_Data records_

--- begin ---

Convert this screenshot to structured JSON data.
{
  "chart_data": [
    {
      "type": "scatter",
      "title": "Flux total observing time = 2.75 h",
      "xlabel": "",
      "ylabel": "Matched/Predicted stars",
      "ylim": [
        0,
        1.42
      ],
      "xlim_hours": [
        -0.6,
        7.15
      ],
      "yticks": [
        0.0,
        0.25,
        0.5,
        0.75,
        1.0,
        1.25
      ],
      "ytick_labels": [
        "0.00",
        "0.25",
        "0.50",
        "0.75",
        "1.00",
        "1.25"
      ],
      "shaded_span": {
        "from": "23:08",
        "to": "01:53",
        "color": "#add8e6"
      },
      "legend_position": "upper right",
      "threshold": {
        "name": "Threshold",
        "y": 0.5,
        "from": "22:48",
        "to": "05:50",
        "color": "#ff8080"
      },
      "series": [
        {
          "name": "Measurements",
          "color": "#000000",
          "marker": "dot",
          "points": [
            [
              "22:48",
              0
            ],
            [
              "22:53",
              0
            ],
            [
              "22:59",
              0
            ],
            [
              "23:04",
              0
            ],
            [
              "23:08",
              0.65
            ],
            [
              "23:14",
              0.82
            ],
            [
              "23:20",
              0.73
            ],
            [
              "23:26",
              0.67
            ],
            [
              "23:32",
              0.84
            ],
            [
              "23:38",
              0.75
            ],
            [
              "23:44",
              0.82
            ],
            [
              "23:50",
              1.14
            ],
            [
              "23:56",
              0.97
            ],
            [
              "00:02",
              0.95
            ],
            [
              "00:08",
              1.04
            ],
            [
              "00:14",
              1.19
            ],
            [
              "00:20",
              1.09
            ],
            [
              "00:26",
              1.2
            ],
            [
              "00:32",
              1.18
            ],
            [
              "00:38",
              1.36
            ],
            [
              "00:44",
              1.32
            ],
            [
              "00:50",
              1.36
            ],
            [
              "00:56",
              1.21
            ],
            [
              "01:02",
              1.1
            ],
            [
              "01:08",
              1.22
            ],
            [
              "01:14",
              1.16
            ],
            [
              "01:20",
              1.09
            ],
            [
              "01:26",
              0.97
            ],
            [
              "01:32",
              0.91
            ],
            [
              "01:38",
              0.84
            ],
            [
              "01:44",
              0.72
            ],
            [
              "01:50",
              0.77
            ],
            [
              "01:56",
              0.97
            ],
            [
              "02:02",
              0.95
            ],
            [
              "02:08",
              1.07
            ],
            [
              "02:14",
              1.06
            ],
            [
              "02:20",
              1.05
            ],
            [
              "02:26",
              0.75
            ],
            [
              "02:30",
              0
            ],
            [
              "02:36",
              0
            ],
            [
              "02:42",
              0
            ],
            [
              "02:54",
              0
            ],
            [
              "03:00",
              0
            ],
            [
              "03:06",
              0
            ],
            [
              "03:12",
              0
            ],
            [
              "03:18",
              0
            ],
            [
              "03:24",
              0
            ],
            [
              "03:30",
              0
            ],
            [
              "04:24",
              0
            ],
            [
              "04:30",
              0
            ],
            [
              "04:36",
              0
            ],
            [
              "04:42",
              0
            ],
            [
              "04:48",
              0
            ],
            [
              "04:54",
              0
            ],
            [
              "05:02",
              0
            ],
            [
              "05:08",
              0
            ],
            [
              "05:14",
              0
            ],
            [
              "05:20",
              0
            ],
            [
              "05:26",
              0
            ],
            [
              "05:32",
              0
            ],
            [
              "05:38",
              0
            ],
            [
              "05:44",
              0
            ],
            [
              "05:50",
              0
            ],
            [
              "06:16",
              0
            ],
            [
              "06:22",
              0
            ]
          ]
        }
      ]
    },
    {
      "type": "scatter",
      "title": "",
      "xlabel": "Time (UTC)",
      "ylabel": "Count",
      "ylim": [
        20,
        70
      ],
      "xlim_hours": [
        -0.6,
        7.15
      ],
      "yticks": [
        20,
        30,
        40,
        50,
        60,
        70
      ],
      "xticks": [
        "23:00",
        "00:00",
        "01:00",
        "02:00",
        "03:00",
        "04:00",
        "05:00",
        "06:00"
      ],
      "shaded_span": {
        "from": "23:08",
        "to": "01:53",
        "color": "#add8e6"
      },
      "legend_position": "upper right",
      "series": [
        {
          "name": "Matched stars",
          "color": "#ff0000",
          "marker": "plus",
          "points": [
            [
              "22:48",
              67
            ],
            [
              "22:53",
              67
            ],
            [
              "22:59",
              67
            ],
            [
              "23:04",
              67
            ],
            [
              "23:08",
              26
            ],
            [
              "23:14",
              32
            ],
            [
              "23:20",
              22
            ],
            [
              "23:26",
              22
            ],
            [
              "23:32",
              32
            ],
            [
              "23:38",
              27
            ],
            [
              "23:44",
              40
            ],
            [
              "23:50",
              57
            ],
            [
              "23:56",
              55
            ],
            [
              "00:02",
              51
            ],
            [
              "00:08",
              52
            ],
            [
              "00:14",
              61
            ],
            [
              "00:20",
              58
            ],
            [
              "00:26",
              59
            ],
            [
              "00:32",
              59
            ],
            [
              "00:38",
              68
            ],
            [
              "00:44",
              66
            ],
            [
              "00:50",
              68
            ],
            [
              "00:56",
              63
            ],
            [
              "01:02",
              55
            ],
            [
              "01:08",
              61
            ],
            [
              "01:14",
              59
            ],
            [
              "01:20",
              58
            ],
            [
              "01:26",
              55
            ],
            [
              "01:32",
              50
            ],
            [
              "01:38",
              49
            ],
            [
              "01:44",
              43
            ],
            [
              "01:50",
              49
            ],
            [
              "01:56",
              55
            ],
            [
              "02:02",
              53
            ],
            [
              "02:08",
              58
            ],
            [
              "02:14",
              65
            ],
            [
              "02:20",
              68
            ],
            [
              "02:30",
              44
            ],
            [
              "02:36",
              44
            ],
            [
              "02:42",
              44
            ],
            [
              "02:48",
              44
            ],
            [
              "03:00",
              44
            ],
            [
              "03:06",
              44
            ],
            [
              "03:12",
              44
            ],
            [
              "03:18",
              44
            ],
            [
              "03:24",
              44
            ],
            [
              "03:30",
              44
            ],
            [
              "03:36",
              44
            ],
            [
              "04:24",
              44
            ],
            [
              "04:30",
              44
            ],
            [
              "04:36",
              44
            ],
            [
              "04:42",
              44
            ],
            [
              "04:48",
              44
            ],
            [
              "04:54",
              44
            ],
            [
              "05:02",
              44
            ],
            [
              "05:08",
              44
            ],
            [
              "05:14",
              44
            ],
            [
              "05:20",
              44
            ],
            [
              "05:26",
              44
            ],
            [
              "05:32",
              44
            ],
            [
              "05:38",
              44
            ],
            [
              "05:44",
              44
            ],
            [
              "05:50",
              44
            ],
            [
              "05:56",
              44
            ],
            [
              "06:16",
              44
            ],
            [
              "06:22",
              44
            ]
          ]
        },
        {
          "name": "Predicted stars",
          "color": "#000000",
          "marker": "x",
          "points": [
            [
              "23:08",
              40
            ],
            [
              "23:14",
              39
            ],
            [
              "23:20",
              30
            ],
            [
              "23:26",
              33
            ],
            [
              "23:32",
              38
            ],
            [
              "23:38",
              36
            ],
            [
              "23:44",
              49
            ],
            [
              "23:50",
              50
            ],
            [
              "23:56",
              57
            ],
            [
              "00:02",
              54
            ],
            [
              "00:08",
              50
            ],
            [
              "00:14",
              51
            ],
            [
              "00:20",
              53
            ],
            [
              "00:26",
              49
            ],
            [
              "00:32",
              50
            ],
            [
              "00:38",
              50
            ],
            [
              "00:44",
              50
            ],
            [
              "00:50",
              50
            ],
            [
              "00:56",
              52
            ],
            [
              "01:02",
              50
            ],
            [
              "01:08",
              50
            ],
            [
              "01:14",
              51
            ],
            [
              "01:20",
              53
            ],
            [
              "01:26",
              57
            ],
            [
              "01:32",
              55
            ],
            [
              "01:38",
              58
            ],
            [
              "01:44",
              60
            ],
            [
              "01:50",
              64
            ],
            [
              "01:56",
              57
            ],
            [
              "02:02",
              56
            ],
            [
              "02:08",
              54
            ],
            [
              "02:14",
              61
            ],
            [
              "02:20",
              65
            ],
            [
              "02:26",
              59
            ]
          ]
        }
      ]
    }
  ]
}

--- end ---

_Instruction_
Filter for "Predicted". Return all lines that hold it.

_Correct result_
      "ylabel": "Matched/Predicted stars",
          "name": "Predicted stars",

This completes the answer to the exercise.